- Task to complete -
Write the data out again, character for character, with no images.

- Extracted records -
################
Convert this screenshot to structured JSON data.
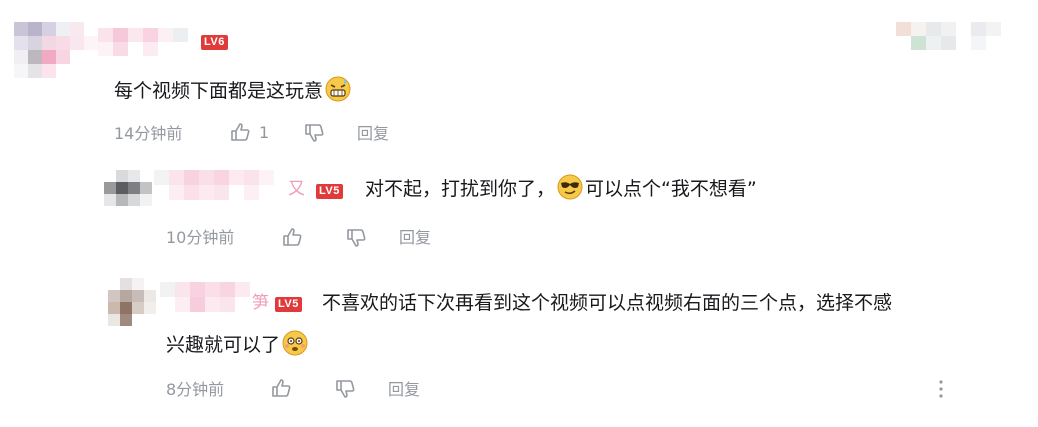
{
  "comment": {
    "level": "LV6",
    "text": "每个视频下面都是这玩意",
    "time": "14分钟前",
    "likes": "1",
    "reply_label": "回复"
  },
  "replies": [
    {
      "level": "LV5",
      "name_tail": "又",
      "text_a": "对不起，打扰到你了，",
      "text_b": "可以点个“我不想看”",
      "time": "10分钟前",
      "reply_label": "回复"
    },
    {
      "level": "LV5",
      "name_tail": "笋",
      "text_line1": "不喜欢的话下次再看到这个视频可以点视频右面的三个点，选择不感",
      "text_line2": "兴趣就可以了",
      "time": "8分钟前",
      "reply_label": "回复"
    }
  ],
  "icons": [
    "thumbs-up-icon",
    "thumbs-down-icon",
    "more-icon"
  ],
  "colors": {
    "level_badge": "#e03a3a",
    "meta_text": "#9499a0",
    "body_text": "#18191c"
  }
}
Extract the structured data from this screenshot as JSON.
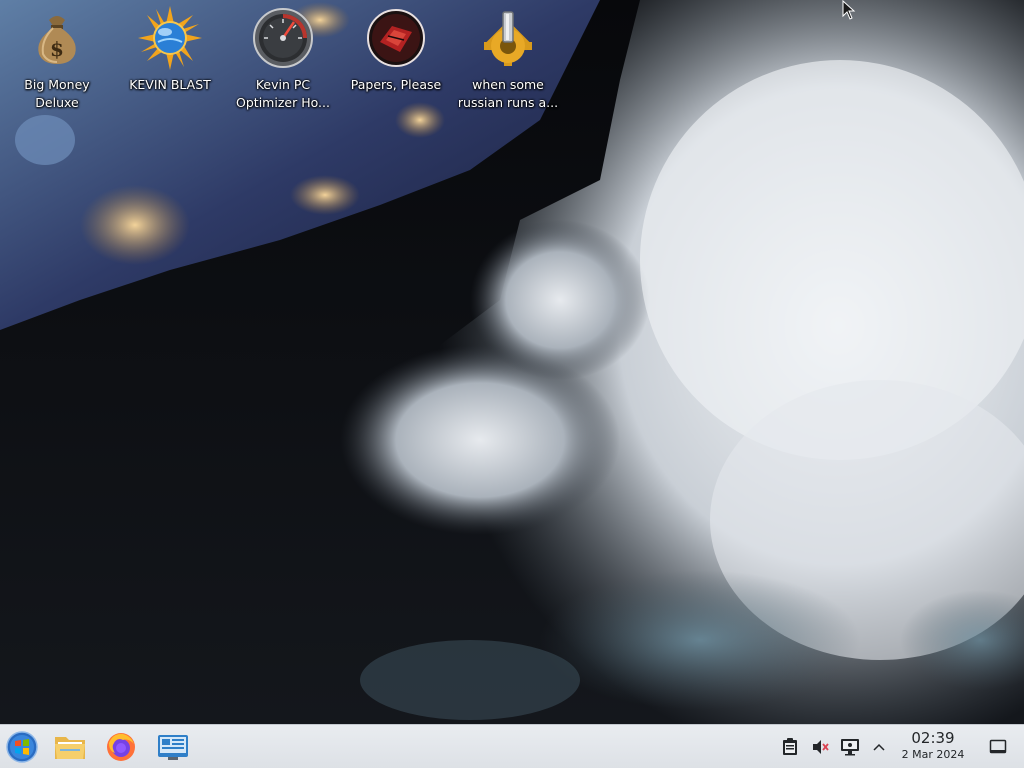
{
  "desktop": {
    "icons": [
      {
        "label_line1": "Big Money",
        "label_line2": "Deluxe",
        "icon": "money-bag-icon"
      },
      {
        "label_line1": "KEVIN BLAST",
        "label_line2": "",
        "icon": "sun-globe-icon"
      },
      {
        "label_line1": "Kevin PC",
        "label_line2": "Optimizer Ho...",
        "icon": "speedometer-icon"
      },
      {
        "label_line1": "Papers, Please",
        "label_line2": "",
        "icon": "papers-please-icon"
      },
      {
        "label_line1": "when some",
        "label_line2": "russian runs a...",
        "icon": "gear-icon"
      }
    ]
  },
  "taskbar": {
    "launchers": [
      "start-menu-icon",
      "file-manager-icon",
      "firefox-icon",
      "system-settings-icon"
    ],
    "tray": [
      "clipboard-icon",
      "volume-muted-icon",
      "network-monitor-icon",
      "chevron-up-icon"
    ],
    "clock": {
      "time": "02:39",
      "date": "2 Mar 2024"
    },
    "show_desktop": "show-desktop-icon"
  },
  "colors": {
    "taskbar_bg": "#e3e6ea",
    "label_text": "#ffffff",
    "clock_text": "#232629"
  }
}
################
- Task solution -
Convert this screenshot to structured JSON data.
{
  "comment": {
    "level": "LV6",
    "text": "每个视频下面都是这玩意",
    "time": "14分钟前",
    "likes": "1",
    "reply_label": "回复"
  },
  "replies": [
    {
      "level": "LV5",
      "name_tail": "又",
      "text_a": "对不起，打扰到你了，",
      "text_b": "可以点个“我不想看”",
      "time": "10分钟前",
      "reply_label": "回复"
    },
    {
      "level": "LV5",
      "name_tail": "笋",
      "text_line1": "不喜欢的话下次再看到这个视频可以点视频右面的三个点，选择不感",
      "text_line2": "兴趣就可以了",
      "time": "8分钟前",
      "reply_label": "回复"
    }
  ],
  "icons": [
    "thumbs-up-icon",
    "thumbs-down-icon",
    "more-icon"
  ],
  "colors": {
    "level_badge": "#e03a3a",
    "meta_text": "#9499a0",
    "body_text": "#18191c"
  }
}
Extract the structured data from this screenshot as JSON.
{
  "desktop": {
    "icons": [
      {
        "label_line1": "Big Money",
        "label_line2": "Deluxe",
        "icon": "money-bag-icon"
      },
      {
        "label_line1": "KEVIN BLAST",
        "label_line2": "",
        "icon": "sun-globe-icon"
      },
      {
        "label_line1": "Kevin PC",
        "label_line2": "Optimizer Ho...",
        "icon": "speedometer-icon"
      },
      {
        "label_line1": "Papers, Please",
        "label_line2": "",
        "icon": "papers-please-icon"
      },
      {
        "label_line1": "when some",
        "label_line2": "russian runs a...",
        "icon": "gear-icon"
      }
    ]
  },
  "taskbar": {
    "launchers": [
      "start-menu-icon",
      "file-manager-icon",
      "firefox-icon",
      "system-settings-icon"
    ],
    "tray": [
      "clipboard-icon",
      "volume-muted-icon",
      "network-monitor-icon",
      "chevron-up-icon"
    ],
    "clock": {
      "time": "02:39",
      "date": "2 Mar 2024"
    },
    "show_desktop": "show-desktop-icon"
  },
  "colors": {
    "taskbar_bg": "#e3e6ea",
    "label_text": "#ffffff",
    "clock_text": "#232629"
  }
}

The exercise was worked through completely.